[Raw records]
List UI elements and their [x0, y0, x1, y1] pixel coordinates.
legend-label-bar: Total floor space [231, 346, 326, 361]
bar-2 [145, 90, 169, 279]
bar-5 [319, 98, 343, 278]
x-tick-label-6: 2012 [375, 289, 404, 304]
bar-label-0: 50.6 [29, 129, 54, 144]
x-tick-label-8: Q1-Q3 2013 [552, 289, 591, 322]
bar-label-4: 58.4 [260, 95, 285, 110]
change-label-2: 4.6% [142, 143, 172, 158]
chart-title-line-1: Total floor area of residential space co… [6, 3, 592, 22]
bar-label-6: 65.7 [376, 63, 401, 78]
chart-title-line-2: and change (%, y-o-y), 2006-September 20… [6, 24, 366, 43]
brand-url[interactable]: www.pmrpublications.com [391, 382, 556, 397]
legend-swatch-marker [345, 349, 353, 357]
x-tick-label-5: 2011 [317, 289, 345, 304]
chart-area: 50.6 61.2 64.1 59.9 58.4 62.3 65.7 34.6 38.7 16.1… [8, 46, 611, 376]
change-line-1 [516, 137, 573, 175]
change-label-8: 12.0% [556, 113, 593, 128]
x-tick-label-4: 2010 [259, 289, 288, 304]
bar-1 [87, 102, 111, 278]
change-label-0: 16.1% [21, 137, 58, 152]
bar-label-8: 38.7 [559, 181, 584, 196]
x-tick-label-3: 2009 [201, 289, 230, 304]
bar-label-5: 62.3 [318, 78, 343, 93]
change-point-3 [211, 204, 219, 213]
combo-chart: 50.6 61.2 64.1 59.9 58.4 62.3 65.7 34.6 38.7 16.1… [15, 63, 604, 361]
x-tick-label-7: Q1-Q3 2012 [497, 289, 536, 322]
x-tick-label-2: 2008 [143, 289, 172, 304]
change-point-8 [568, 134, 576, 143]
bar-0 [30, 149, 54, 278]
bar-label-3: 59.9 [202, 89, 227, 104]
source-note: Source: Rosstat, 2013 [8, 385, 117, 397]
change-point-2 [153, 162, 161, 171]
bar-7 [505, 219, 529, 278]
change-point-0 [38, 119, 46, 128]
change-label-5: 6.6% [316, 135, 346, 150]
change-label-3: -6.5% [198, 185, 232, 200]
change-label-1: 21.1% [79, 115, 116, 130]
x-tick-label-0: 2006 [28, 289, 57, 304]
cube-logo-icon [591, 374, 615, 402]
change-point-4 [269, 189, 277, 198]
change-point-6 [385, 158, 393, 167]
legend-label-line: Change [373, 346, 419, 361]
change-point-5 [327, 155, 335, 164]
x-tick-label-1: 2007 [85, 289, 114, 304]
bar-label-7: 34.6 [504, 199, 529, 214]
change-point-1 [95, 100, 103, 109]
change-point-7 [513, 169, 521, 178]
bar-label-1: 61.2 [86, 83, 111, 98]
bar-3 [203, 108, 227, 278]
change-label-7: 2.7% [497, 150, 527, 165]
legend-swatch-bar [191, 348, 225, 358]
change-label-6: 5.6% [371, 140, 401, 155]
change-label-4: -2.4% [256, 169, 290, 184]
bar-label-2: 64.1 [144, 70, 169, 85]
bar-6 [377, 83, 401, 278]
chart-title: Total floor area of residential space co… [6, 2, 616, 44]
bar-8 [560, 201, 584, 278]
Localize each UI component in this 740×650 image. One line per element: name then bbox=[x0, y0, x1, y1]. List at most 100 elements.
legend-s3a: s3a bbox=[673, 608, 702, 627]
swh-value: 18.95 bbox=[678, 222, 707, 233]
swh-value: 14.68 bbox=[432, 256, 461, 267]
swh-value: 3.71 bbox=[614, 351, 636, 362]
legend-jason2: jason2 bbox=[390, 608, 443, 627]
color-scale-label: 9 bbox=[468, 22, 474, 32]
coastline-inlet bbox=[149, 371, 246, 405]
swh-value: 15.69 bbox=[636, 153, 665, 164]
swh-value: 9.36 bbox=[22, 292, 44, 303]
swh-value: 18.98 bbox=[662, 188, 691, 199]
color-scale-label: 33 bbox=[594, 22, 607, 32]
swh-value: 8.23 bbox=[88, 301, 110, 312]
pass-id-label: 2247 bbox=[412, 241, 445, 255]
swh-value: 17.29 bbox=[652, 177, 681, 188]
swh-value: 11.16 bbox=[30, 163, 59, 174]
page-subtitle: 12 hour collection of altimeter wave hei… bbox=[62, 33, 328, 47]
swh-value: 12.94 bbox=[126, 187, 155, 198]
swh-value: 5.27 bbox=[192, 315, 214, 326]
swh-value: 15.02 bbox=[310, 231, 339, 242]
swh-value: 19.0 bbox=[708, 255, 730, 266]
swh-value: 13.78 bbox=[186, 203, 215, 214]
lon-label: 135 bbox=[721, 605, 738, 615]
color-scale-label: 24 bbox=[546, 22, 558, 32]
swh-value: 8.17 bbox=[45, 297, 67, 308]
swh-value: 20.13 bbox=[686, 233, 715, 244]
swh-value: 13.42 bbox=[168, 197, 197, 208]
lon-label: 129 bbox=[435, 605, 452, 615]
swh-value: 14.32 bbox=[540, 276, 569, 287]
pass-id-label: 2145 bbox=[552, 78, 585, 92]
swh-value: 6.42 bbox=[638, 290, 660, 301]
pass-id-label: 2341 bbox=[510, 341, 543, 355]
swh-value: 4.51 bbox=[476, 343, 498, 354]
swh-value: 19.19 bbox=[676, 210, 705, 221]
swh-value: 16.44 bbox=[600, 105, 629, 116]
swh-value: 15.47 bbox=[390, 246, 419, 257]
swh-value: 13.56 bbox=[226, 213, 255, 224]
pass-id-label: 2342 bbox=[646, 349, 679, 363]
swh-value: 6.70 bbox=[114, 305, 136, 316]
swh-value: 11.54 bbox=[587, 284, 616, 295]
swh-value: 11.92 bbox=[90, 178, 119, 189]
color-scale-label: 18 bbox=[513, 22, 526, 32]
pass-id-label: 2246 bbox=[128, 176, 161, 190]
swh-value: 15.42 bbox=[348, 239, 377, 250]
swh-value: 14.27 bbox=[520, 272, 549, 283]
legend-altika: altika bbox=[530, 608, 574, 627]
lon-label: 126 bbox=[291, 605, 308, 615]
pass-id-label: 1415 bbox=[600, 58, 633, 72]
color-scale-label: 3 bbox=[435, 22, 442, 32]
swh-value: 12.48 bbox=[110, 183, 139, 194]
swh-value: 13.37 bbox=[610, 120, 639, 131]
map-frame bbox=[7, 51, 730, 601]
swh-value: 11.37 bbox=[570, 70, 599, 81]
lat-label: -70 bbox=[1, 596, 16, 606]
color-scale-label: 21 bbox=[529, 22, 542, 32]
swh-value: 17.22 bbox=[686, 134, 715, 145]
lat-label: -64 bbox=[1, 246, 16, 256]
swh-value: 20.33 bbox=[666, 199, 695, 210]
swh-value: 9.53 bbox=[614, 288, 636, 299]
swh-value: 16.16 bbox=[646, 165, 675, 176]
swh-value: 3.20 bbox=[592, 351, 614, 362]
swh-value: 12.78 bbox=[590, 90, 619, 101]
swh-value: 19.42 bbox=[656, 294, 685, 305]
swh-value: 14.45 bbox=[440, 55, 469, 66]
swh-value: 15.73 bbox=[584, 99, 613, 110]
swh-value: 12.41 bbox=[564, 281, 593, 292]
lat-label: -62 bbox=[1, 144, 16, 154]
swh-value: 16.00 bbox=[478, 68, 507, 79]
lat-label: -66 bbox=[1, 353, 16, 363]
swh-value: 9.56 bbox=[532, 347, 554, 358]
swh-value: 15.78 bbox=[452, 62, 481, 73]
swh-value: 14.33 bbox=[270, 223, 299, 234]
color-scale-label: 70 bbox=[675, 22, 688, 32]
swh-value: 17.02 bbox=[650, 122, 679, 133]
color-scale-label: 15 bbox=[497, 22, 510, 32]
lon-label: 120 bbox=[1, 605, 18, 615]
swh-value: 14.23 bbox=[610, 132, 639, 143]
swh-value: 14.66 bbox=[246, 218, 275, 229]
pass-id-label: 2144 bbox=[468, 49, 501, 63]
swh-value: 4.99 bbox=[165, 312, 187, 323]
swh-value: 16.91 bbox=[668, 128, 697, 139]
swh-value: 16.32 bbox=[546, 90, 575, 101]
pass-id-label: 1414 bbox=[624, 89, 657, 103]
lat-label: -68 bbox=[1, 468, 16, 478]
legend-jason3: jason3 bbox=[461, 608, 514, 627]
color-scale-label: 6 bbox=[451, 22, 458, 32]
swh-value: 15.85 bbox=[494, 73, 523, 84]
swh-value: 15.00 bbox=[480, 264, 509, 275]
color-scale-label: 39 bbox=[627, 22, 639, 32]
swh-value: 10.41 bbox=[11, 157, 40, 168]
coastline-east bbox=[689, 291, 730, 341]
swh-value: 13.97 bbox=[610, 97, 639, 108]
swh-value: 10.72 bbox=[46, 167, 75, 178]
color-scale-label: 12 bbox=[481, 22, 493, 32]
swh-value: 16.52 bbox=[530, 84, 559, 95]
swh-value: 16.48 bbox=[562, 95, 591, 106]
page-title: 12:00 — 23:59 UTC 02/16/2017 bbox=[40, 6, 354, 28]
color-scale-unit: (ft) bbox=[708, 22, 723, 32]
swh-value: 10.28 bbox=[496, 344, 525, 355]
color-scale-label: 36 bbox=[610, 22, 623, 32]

**PROBLEM DETAILS**
Reproduce, word for word, the lines of the items from the start through the line holding "bar-label-6: 65.7 [376, 63, 401, 78]", inclusive.

**FINISHED ANSWER**
List UI elements and their [x0, y0, x1, y1] pixel coordinates.
legend-label-bar: Total floor space [231, 346, 326, 361]
bar-2 [145, 90, 169, 279]
bar-5 [319, 98, 343, 278]
x-tick-label-6: 2012 [375, 289, 404, 304]
bar-label-0: 50.6 [29, 129, 54, 144]
x-tick-label-8: Q1-Q3 2013 [552, 289, 591, 322]
bar-label-4: 58.4 [260, 95, 285, 110]
change-label-2: 4.6% [142, 143, 172, 158]
chart-title-line-1: Total floor area of residential space co… [6, 3, 592, 22]
bar-label-6: 65.7 [376, 63, 401, 78]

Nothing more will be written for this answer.